- _Extrait à étudier_
————————

Le premier jeu du studio, Lure of the Temptress, sort en 1992 sur Amiga, Atari ST et PC. L’aventure prend place dans un univers de fantasy, avec ses villages, ses personnages, ses énigmes et son ton légèrement décalé. Le jeu n’est pas parfait, mais il installe déjà la signature Revolution : un monde cohérent, une écriture plus légère qu’il n’y paraît, et une vraie envie de moderniser le point & click sans simplement copier les grands noms américains.
Deux ans plus tard, Revolution franchit un cap avec Beneath a Steel Sky. Cette fois, le studio s’éloigne de la fantasy pour plonger dans une science-fiction dystopique, plus sombre, plus urbaine, mais toujours teintée d’humour britannique. Le jeu profite aussi de la collaboration avec Dave Gibbons, dessinateur de Watchmen, dont le style contribue fortement à l’identité visuelle du titre. Avec Robert Foster, Joey et cette ville futuriste oppressante, Revolution signe l’un des grands jeux d’aventure des années 90.
Beneath a Steel Sky montre surtout que Revolution sait faire autre chose que suivre la mode. Le studio comprend que le jeu d’aventure ne repose pas seulement sur des énigmes, mais sur une atmosphère, des dialogues, un rythme et des personnages que l’on a envie de retrouver. Là où certains jeux du genre pouvaient parfois perdre le joueur dans des combinaisons d’objets improbables, Revolution cherche davantage à embarquer le joueur dans une histoire.
La consécration arrive en 1996 avec Les Chevaliers de Baphomet, connu en anglais sous le titre Broken Sword: The Shadow of the Templars. Cette fois, Revolution tient son grand classique. Un touriste américain à Paris, un attentat devant un café, une journaliste française, une enquête autour des Templiers : le point de départ est simple, mais le jeu transforme rapidement cette histoire en grande aventure européenne, entre mystère historique, humour discret et voyage à travers plusieurs pays.

————————

- _Matériel fourni_
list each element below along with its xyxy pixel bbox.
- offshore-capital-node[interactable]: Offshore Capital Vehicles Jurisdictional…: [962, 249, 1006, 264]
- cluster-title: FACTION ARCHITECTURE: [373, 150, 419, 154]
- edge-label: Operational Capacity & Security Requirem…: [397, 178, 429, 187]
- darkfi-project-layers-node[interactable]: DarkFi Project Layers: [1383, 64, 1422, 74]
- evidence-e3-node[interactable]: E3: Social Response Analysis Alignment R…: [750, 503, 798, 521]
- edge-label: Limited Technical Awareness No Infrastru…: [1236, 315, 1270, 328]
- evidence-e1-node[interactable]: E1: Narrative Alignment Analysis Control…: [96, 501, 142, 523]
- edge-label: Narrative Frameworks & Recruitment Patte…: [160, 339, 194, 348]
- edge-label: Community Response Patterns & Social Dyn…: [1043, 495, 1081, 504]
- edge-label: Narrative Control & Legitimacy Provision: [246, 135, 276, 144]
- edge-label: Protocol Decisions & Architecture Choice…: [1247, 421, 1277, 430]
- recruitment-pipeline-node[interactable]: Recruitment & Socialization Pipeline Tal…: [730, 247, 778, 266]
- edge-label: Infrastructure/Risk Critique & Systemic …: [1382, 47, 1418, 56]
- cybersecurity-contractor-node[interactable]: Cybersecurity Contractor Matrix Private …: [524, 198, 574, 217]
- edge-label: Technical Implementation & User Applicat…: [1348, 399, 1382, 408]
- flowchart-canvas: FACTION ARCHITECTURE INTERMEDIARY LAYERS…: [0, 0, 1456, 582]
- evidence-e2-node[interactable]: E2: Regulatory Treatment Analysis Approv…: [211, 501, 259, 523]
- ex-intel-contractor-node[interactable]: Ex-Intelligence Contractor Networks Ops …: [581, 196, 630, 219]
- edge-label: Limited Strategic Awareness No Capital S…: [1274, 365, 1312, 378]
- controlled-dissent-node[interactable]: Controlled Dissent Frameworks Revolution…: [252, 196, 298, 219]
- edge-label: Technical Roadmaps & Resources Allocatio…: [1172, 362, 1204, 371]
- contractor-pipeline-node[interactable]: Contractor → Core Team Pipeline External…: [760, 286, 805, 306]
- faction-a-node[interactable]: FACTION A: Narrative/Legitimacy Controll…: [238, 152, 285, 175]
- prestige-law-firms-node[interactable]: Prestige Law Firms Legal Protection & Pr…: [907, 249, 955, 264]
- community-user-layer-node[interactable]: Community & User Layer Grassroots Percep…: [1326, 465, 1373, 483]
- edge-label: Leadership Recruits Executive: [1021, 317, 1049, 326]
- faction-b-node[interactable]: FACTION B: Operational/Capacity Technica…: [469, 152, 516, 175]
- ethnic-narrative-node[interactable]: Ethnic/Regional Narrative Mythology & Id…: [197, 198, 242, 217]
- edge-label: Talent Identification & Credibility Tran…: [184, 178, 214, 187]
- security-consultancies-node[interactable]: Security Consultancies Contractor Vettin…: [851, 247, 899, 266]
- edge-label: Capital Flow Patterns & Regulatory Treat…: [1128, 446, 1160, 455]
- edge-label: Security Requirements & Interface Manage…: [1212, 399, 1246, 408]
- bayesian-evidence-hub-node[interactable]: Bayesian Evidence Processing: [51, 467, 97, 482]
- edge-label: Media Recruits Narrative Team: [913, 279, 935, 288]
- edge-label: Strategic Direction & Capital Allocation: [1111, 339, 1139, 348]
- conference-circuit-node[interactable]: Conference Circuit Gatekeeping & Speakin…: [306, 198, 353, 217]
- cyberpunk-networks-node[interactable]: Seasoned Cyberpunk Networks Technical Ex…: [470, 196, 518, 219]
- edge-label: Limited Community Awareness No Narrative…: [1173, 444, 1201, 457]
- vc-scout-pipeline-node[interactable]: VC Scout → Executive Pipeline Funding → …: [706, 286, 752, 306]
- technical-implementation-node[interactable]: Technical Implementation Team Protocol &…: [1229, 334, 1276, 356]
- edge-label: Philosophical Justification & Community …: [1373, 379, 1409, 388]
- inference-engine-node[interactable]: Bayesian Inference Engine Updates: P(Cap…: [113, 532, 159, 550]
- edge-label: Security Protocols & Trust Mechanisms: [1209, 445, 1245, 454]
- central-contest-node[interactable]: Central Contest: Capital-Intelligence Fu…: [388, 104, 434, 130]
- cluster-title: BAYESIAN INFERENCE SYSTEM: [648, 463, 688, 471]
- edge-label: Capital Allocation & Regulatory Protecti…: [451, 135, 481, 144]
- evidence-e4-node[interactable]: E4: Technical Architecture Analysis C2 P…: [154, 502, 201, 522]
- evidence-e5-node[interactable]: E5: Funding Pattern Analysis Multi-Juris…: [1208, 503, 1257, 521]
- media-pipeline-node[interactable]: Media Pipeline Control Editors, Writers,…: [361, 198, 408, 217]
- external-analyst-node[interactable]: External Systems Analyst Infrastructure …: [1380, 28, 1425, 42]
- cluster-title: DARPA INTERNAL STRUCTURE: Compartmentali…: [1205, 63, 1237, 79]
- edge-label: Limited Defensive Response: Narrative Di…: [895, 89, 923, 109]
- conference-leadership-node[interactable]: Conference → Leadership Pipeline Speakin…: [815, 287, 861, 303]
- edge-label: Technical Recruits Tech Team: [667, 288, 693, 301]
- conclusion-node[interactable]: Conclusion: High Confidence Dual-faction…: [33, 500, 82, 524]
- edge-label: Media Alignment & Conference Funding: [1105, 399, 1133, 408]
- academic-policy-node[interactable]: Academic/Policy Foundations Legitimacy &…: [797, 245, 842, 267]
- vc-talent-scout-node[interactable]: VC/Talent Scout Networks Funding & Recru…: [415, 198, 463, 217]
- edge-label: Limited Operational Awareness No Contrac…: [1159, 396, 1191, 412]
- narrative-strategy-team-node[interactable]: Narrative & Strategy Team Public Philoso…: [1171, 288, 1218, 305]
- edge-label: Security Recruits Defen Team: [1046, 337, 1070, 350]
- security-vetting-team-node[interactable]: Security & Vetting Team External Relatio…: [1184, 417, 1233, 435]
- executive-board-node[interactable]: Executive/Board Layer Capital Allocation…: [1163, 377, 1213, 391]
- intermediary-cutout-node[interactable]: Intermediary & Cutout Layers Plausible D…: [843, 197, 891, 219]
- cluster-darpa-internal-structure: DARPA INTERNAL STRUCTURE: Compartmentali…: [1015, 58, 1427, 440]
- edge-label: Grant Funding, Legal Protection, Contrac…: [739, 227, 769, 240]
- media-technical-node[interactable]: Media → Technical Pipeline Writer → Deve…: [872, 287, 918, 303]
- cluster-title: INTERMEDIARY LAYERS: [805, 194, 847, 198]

————————

- _Énoncé de la tâche_
Reproduisez fidèlement, dans l'extrait consacré au studio Revolution, le passage qui va de « Le premier jeu » jusqu'à « grands noms américains. ». Appuyez-vous uniquement sur l'extrait consacré au studio Revolution, sans tenir compte du matériel fourni.

- _Résultat ci-dessous_
Le premier jeu du studio, Lure of the Temptress, sort en 1992 sur Amiga, Atari ST et PC. L’aventure prend place dans un univers de fantasy, avec ses villages, ses personnages, ses énigmes et son ton légèrement décalé. Le jeu n’est pas parfait, mais il installe déjà la signature Revolution : un monde cohérent, une écriture plus légère qu’il n’y paraît, et une vraie envie de moderniser le point & click sans simplement copier les grands noms américains.